■ **THE TASK**
The entries below contain pictures. Retype everything except those pictures, exactly as given.

····················

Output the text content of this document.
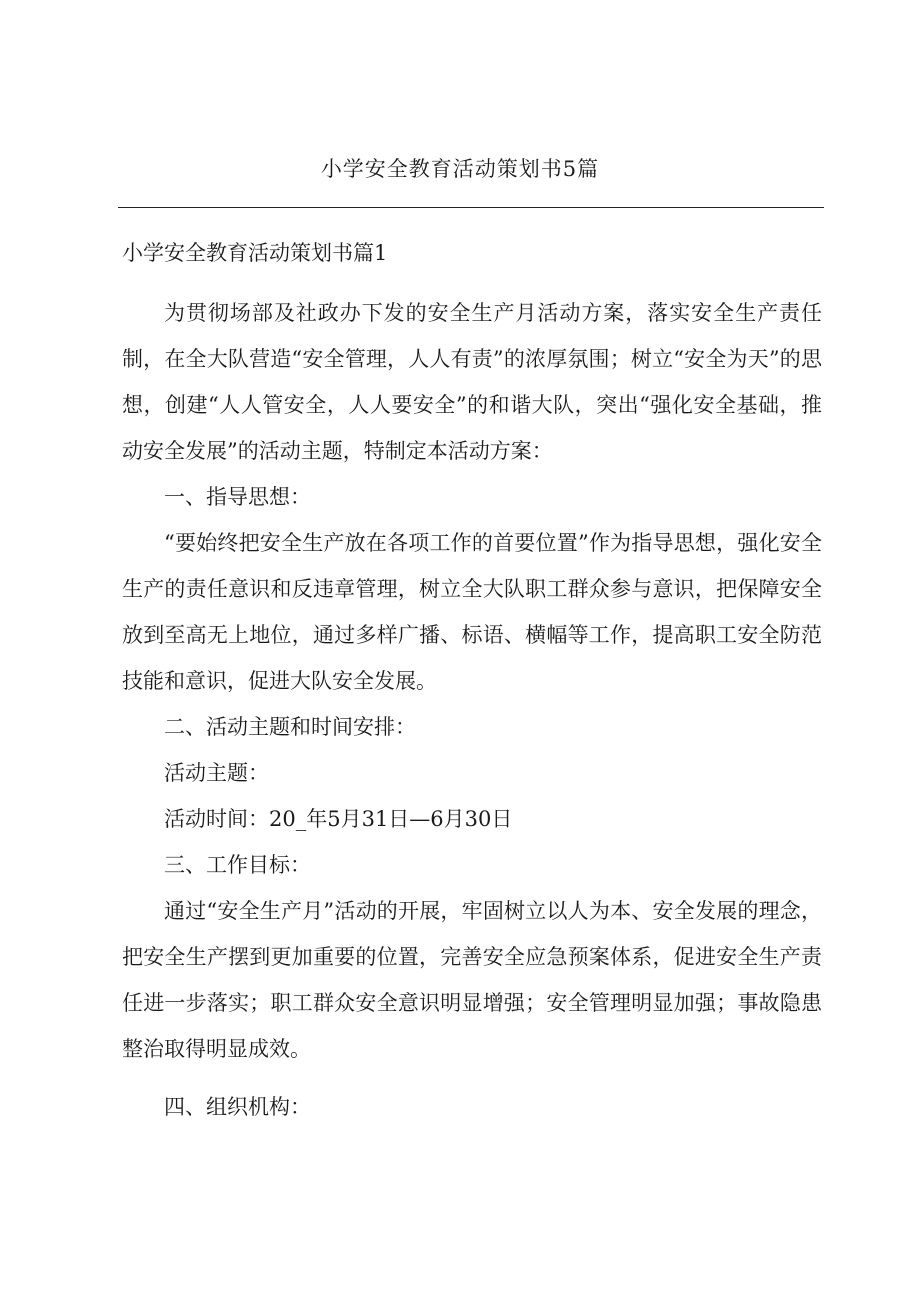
小学安全教育活动策划书5篇

小学安全教育活动策划书篇1

为贯彻场部及社政办下发的安全生产月活动方案，落实安全生产责任制，在全大队营造“安全管理，人人有责”的浓厚氛围；树立“安全为天”的思想，创建“人人管安全，人人要安全”的和谐大队，突出“强化安全基础，推动安全发展”的活动主题，特制定本活动方案：

一、指导思想：

“要始终把安全生产放在各项工作的首要位置”作为指导思想，强化安全生产的责任意识和反违章管理，树立全大队职工群众参与意识，把保障安全放到至高无上地位，通过多样广播、标语、横幅等工作，提高职工安全防范技能和意识，促进大队安全发展。

二、活动主题和时间安排：

活动主题：

活动时间：20_年5月31日—6月30日

三、工作目标：

通过“安全生产月”活动的开展，牢固树立以人为本、安全发展的理念，把安全生产摆到更加重要的位置，完善安全应急预案体系，促进安全生产责任进一步落实；职工群众安全意识明显增强；安全管理明显加强；事故隐患整治取得明显成效。

四、组织机构：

····················

■ **OUTPUT**
Output the text content of this document.
小学安全教育活动策划书5篇

小学安全教育活动策划书篇1

为贯彻场部及社政办下发的安全生产月活动方案，落实安全生产责任制，在全大队营造“安全管理，人人有责”的浓厚氛围；树立“安全为天”的思想，创建“人人管安全，人人要安全”的和谐大队，突出“强化安全基础，推动安全发展”的活动主题，特制定本活动方案：

一、指导思想：

“要始终把安全生产放在各项工作的首要位置”作为指导思想，强化安全生产的责任意识和反违章管理，树立全大队职工群众参与意识，把保障安全放到至高无上地位，通过多样广播、标语、横幅等工作，提高职工安全防范技能和意识，促进大队安全发展。

二、活动主题和时间安排：

活动主题：

活动时间：20_年5月31日—6月30日

三、工作目标：

通过“安全生产月”活动的开展，牢固树立以人为本、安全发展的理念，把安全生产摆到更加重要的位置，完善安全应急预案体系，促进安全生产责任进一步落实；职工群众安全意识明显增强；安全管理明显加强；事故隐患整治取得明显成效。

四、组织机构：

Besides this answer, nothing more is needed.